## WHAT IS BEING ASKED
Only a number is wanted: how many lines in these records contain the word "this"?

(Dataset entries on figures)
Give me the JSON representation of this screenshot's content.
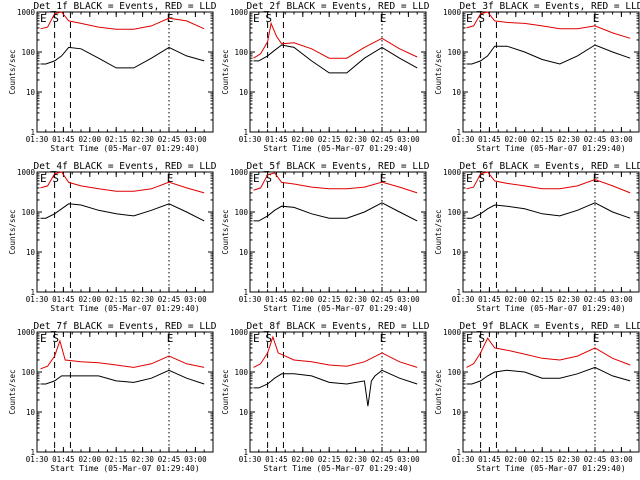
{
  "chart_data": {
    "type": "line",
    "xlabel": "Start Time (05-Mar-07 01:29:40)",
    "ylabel": "Counts/sec",
    "yscale": "log",
    "ylim": [
      1,
      1000
    ],
    "xlim": [
      "01:30",
      "03:10"
    ],
    "ytick_labels": [
      "1",
      "10",
      "100",
      "1000"
    ],
    "xtick_labels": [
      "01:30",
      "01:45",
      "02:00",
      "02:15",
      "02:30",
      "02:45",
      "03:00"
    ],
    "event_marker_labels": [
      "E",
      "S",
      "E"
    ],
    "event_markers": [
      {
        "label": "E",
        "time": "01:30"
      },
      {
        "label": "S",
        "time": "01:37"
      },
      {
        "label": "E",
        "time": "02:42"
      }
    ],
    "dashed_lines": [
      "01:40",
      "01:49"
    ],
    "dotted_line": "02:45",
    "series_colors": {
      "events": "#000000",
      "lld": "#e00000"
    },
    "panels": [
      {
        "title": "Det_1f BLACK = Events, RED = LLD",
        "events": {
          "x": [
            "01:32",
            "01:35",
            "01:40",
            "01:44",
            "01:48",
            "01:55",
            "02:05",
            "02:15",
            "02:25",
            "02:35",
            "02:45",
            "02:55",
            "03:05"
          ],
          "y": [
            50,
            50,
            60,
            80,
            130,
            120,
            70,
            40,
            40,
            70,
            130,
            80,
            60
          ]
        },
        "lld": {
          "x": [
            "01:32",
            "01:36",
            "01:40",
            "01:44",
            "01:48",
            "01:55",
            "02:05",
            "02:15",
            "02:25",
            "02:35",
            "02:45",
            "02:55",
            "03:05"
          ],
          "y": [
            380,
            420,
            900,
            1000,
            600,
            520,
            420,
            370,
            370,
            450,
            700,
            600,
            380
          ]
        }
      },
      {
        "title": "Det_2f BLACK = Events, RED = LLD",
        "events": {
          "x": [
            "01:32",
            "01:35",
            "01:40",
            "01:44",
            "01:48",
            "01:55",
            "02:05",
            "02:15",
            "02:25",
            "02:35",
            "02:45",
            "02:55",
            "03:05"
          ],
          "y": [
            60,
            60,
            80,
            110,
            150,
            130,
            60,
            30,
            30,
            70,
            130,
            70,
            40
          ]
        },
        "lld": {
          "x": [
            "01:32",
            "01:36",
            "01:40",
            "01:42",
            "01:45",
            "01:48",
            "01:55",
            "02:05",
            "02:15",
            "02:25",
            "02:35",
            "02:45",
            "02:55",
            "03:05"
          ],
          "y": [
            70,
            90,
            180,
            520,
            250,
            160,
            170,
            120,
            70,
            70,
            130,
            220,
            120,
            75
          ]
        }
      },
      {
        "title": "Det_3f BLACK = Events, RED = LLD",
        "events": {
          "x": [
            "01:32",
            "01:35",
            "01:40",
            "01:44",
            "01:48",
            "01:55",
            "02:05",
            "02:15",
            "02:25",
            "02:35",
            "02:45",
            "02:55",
            "03:05"
          ],
          "y": [
            50,
            50,
            60,
            80,
            140,
            140,
            100,
            65,
            50,
            80,
            150,
            100,
            70
          ]
        },
        "lld": {
          "x": [
            "01:32",
            "01:36",
            "01:40",
            "01:44",
            "01:48",
            "01:55",
            "02:05",
            "02:15",
            "02:25",
            "02:35",
            "02:45",
            "02:55",
            "03:05"
          ],
          "y": [
            400,
            450,
            900,
            1000,
            600,
            550,
            520,
            450,
            380,
            380,
            450,
            300,
            220
          ]
        }
      },
      {
        "title": "Det_4f BLACK = Events, RED = LLD",
        "events": {
          "x": [
            "01:32",
            "01:35",
            "01:40",
            "01:44",
            "01:48",
            "01:55",
            "02:05",
            "02:15",
            "02:25",
            "02:35",
            "02:45",
            "02:55",
            "03:05"
          ],
          "y": [
            70,
            70,
            90,
            120,
            160,
            150,
            110,
            90,
            80,
            110,
            160,
            100,
            60
          ]
        },
        "lld": {
          "x": [
            "01:32",
            "01:36",
            "01:40",
            "01:44",
            "01:48",
            "01:55",
            "02:05",
            "02:15",
            "02:25",
            "02:35",
            "02:45",
            "02:55",
            "03:05"
          ],
          "y": [
            400,
            450,
            900,
            1000,
            550,
            450,
            380,
            330,
            330,
            380,
            560,
            400,
            300
          ]
        }
      },
      {
        "title": "Det_5f BLACK = Events, RED = LLD",
        "events": {
          "x": [
            "01:32",
            "01:35",
            "01:40",
            "01:44",
            "01:48",
            "01:55",
            "02:05",
            "02:15",
            "02:25",
            "02:35",
            "02:45",
            "02:55",
            "03:05"
          ],
          "y": [
            60,
            60,
            80,
            110,
            140,
            130,
            90,
            70,
            70,
            100,
            170,
            100,
            60
          ]
        },
        "lld": {
          "x": [
            "01:32",
            "01:36",
            "01:40",
            "01:44",
            "01:48",
            "01:55",
            "02:05",
            "02:15",
            "02:25",
            "02:35",
            "02:45",
            "02:55",
            "03:05"
          ],
          "y": [
            350,
            400,
            850,
            950,
            550,
            500,
            420,
            380,
            380,
            420,
            560,
            420,
            300
          ]
        }
      },
      {
        "title": "Det_6f BLACK = Events, RED = LLD",
        "events": {
          "x": [
            "01:32",
            "01:35",
            "01:40",
            "01:44",
            "01:48",
            "01:55",
            "02:05",
            "02:15",
            "02:25",
            "02:35",
            "02:45",
            "02:55",
            "03:05"
          ],
          "y": [
            70,
            70,
            90,
            120,
            150,
            140,
            120,
            90,
            80,
            110,
            170,
            100,
            70
          ]
        },
        "lld": {
          "x": [
            "01:32",
            "01:36",
            "01:40",
            "01:44",
            "01:48",
            "01:55",
            "02:05",
            "02:15",
            "02:25",
            "02:35",
            "02:45",
            "02:55",
            "03:05"
          ],
          "y": [
            380,
            420,
            900,
            1000,
            600,
            520,
            450,
            380,
            380,
            450,
            650,
            450,
            300
          ]
        }
      },
      {
        "title": "Det_7f BLACK = Events, RED = LLD",
        "events": {
          "x": [
            "01:32",
            "01:35",
            "01:40",
            "01:44",
            "01:48",
            "01:55",
            "02:05",
            "02:15",
            "02:25",
            "02:35",
            "02:45",
            "02:55",
            "03:05"
          ],
          "y": [
            50,
            50,
            60,
            80,
            80,
            80,
            80,
            60,
            55,
            70,
            110,
            70,
            50
          ]
        },
        "lld": {
          "x": [
            "01:32",
            "01:36",
            "01:40",
            "01:43",
            "01:46",
            "01:55",
            "02:05",
            "02:15",
            "02:25",
            "02:35",
            "02:45",
            "02:55",
            "03:05"
          ],
          "y": [
            120,
            140,
            250,
            600,
            200,
            180,
            170,
            150,
            130,
            160,
            250,
            160,
            130
          ]
        }
      },
      {
        "title": "Det_8f BLACK = Events, RED = LLD",
        "events": {
          "x": [
            "01:32",
            "01:35",
            "01:40",
            "01:44",
            "01:48",
            "01:55",
            "02:05",
            "02:15",
            "02:25",
            "02:35",
            "02:37",
            "02:39",
            "02:41",
            "02:45",
            "02:55",
            "03:05"
          ],
          "y": [
            40,
            40,
            50,
            70,
            90,
            90,
            80,
            55,
            50,
            60,
            14,
            60,
            80,
            110,
            70,
            50
          ]
        },
        "lld": {
          "x": [
            "01:32",
            "01:36",
            "01:40",
            "01:43",
            "01:46",
            "01:55",
            "02:05",
            "02:15",
            "02:25",
            "02:35",
            "02:45",
            "02:55",
            "03:05"
          ],
          "y": [
            130,
            160,
            300,
            750,
            300,
            200,
            180,
            150,
            140,
            180,
            300,
            180,
            130
          ]
        }
      },
      {
        "title": "Det_9f BLACK = Events, RED = LLD",
        "events": {
          "x": [
            "01:32",
            "01:35",
            "01:40",
            "01:44",
            "01:48",
            "01:55",
            "02:05",
            "02:15",
            "02:25",
            "02:35",
            "02:45",
            "02:55",
            "03:05"
          ],
          "y": [
            50,
            50,
            60,
            80,
            100,
            110,
            100,
            70,
            70,
            90,
            130,
            80,
            60
          ]
        },
        "lld": {
          "x": [
            "01:32",
            "01:36",
            "01:40",
            "01:44",
            "01:48",
            "01:55",
            "02:05",
            "02:15",
            "02:25",
            "02:35",
            "02:45",
            "02:55",
            "03:05"
          ],
          "y": [
            130,
            160,
            300,
            700,
            400,
            350,
            280,
            220,
            200,
            250,
            400,
            220,
            150
          ]
        }
      }
    ]
  }
}
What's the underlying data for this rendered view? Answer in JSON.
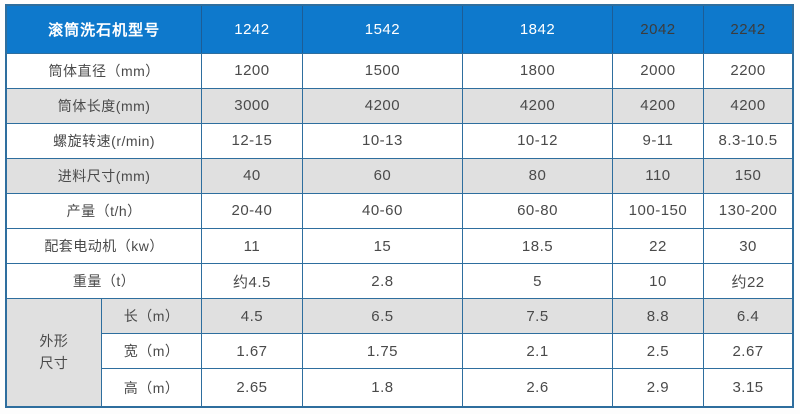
{
  "colors": {
    "header_bg": "#0e79cc",
    "header_text": "#ffffff",
    "header_text_dark": "#3c3c3c",
    "header_divider": "#1d5d96",
    "border": "#2e6e9e",
    "row_shaded_bg": "#e0e0e0",
    "row_bg": "#ffffff",
    "text": "#4a4a4a"
  },
  "table": {
    "header": {
      "title": "滚筒洗石机型号",
      "models": [
        {
          "label": "1242",
          "style": "color:#ffffff"
        },
        {
          "label": "1542",
          "style": "color:#ffffff"
        },
        {
          "label": "1842",
          "style": "color:#ffffff"
        },
        {
          "label": "2042",
          "style": "color:#3c3c3c"
        },
        {
          "label": "2242",
          "style": "color:#3c3c3c"
        }
      ]
    },
    "rows": [
      {
        "label": "筒体直径（mm）",
        "values": [
          "1200",
          "1500",
          "1800",
          "2000",
          "2200"
        ]
      },
      {
        "label": "筒体长度(mm)",
        "values": [
          "3000",
          "4200",
          "4200",
          "4200",
          "4200"
        ]
      },
      {
        "label": "螺旋转速(r/min)",
        "values": [
          "12-15",
          "10-13",
          "10-12",
          "9-11",
          "8.3-10.5"
        ]
      },
      {
        "label": "进料尺寸(mm)",
        "values": [
          "40",
          "60",
          "80",
          "110",
          "150"
        ]
      },
      {
        "label": "产量（t/h）",
        "values": [
          "20-40",
          "40-60",
          "60-80",
          "100-150",
          "130-200"
        ]
      },
      {
        "label": "配套电动机（kw）",
        "values": [
          "11",
          "15",
          "18.5",
          "22",
          "30"
        ]
      },
      {
        "label": "重量（t）",
        "values": [
          "约4.5",
          "2.8",
          "5",
          "10",
          "约22"
        ]
      }
    ],
    "dimensions": {
      "group_label": "外形尺寸",
      "rows": [
        {
          "label": "长（m）",
          "values": [
            "4.5",
            "6.5",
            "7.5",
            "8.8",
            "6.4"
          ]
        },
        {
          "label": "宽（m）",
          "values": [
            "1.67",
            "1.75",
            "2.1",
            "2.5",
            "2.67"
          ]
        },
        {
          "label": "高（m）",
          "values": [
            "2.65",
            "1.8",
            "2.6",
            "2.9",
            "3.15"
          ]
        }
      ]
    }
  }
}
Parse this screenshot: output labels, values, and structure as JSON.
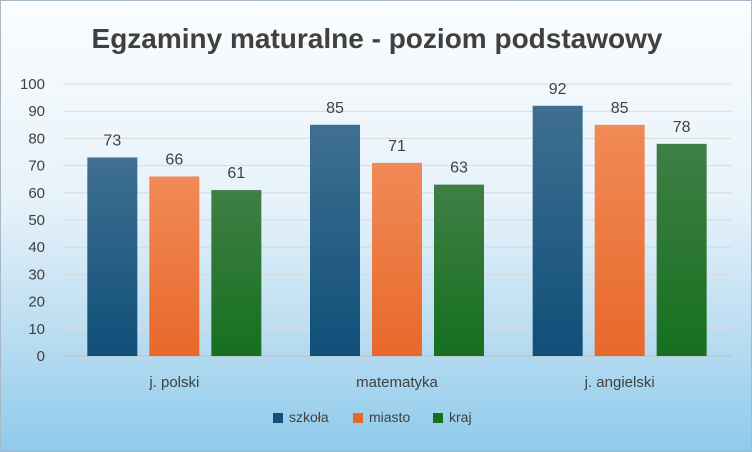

## EXERCISE SOLUTION
3